*EXCERPT TO READ*:
*** Block opens ***

House Speaker John A. Boehner wants to use a vote on tax hikes for millionaires to pressure President Obama into putting real spending reductions on the table. Instead of cuts, however, Senate Democrats are quietly preparing to add billions in new outlays to the deal.
Earlier this month, the White House asked Congress to provide $60.4 billion for recovery efforts related to Hurricane Sandy. The administration's request carefully used all the code words needed to bust through the caps set by the 2011 Budget Control Act. Though the request stated the funding may be "designated as an emergency requirement if it is sudden, urgent, unforeseen, and temporary," the presidential wish list and the package reported out of the Senate Appropriations Committee on Monday were chock-full of things that in no way fit the statutory definition of an emergency.
Republican Sens. John McCain of Arizona and Tom Coburn of Oklahoma on Monday released a list of wasteful, no-strings-attached outlays meant to cover ordinary expenses, including $336 million for taxpayer-supported Amtrak and $5.3 billion for the Army Corps of Engineers -- more than the corps' annual budget.
The fiscal hawks noted $2 million would go toward "repairing damage to the roofs of museums in Washington, D.C., while many in Hurricane Sandy's path still have no roof over their own heads." Another $12.9 billion would go toward future disaster-mitigation activities and studies. Most of this "urgent" money in the bill won't be spent for two years.

*** Block closes ***

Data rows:
*** Block opens ***

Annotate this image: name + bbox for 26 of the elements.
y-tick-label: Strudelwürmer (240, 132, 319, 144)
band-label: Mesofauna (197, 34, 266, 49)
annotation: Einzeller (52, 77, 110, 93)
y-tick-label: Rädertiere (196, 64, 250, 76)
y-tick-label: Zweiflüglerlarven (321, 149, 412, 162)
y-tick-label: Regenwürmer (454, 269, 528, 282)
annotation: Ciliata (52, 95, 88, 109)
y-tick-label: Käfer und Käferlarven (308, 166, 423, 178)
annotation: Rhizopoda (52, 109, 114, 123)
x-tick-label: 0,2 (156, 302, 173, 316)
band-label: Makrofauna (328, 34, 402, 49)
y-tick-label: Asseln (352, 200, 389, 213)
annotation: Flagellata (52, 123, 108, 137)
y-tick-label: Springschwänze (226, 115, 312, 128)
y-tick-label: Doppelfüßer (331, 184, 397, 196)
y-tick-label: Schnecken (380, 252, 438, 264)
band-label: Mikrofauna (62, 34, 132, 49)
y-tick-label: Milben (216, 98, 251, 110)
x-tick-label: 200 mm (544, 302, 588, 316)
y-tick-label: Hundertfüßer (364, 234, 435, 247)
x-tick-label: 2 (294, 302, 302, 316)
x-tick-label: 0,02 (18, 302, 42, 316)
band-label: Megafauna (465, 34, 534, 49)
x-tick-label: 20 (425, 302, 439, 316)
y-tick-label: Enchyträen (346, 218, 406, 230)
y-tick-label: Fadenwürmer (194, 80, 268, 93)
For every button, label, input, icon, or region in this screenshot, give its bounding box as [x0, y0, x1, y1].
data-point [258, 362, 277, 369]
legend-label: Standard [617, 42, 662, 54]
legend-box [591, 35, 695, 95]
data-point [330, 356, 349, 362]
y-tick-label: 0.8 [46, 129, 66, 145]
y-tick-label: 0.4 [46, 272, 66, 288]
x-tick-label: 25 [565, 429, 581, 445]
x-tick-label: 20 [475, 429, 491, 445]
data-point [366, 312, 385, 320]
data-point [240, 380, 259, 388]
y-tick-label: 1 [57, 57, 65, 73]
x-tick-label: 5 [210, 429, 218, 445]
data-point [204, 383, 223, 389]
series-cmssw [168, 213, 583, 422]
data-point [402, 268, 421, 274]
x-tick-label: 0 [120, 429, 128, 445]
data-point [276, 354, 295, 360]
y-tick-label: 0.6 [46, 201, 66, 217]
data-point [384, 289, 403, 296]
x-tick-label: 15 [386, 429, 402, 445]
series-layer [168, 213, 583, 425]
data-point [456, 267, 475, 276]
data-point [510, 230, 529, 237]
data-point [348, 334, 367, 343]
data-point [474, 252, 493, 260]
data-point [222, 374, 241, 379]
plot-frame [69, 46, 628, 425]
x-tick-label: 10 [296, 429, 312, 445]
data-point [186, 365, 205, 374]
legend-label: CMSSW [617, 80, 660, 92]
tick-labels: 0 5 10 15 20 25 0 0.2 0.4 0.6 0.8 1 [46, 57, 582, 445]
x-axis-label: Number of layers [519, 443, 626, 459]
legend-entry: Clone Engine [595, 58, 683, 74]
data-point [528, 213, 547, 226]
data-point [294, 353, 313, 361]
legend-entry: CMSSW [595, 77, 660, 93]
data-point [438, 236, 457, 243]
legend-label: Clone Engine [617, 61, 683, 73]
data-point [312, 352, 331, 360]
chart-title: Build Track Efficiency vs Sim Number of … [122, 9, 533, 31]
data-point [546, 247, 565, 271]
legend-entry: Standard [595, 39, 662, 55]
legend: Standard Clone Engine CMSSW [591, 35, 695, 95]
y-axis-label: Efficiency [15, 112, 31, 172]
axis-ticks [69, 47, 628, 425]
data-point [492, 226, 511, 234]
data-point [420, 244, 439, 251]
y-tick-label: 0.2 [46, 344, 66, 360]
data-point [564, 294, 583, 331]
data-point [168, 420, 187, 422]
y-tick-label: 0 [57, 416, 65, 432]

*** Block closes ***

*PROBLEM SET*:
A) Reproduce verbatim the passage of the editorial about Hurricane Sandy funding between "The fiscal hawks" and "for two years.", inclusive.
B) Identify every specific dollar amount that appears in the editorial about Hurricane Sandy funding.
Base each response solely on the editorial about Hurricane Sandy funding, without consulting the rows or any outside source.

*ACTIVITY ANSWERS*:
A)
The fiscal hawks noted $2 million would go toward "repairing damage to the roofs of museums in Washington, D.C., while many in Hurricane Sandy's path still have no roof over their own heads." Another $12.9 billion would go toward future disaster-mitigation activities and studies. Most of this "urgent" money in the bill won't be spent for two years.

B)
$60.4 billion
$336 million
$5.3 billion
$2 million
$12.9 billion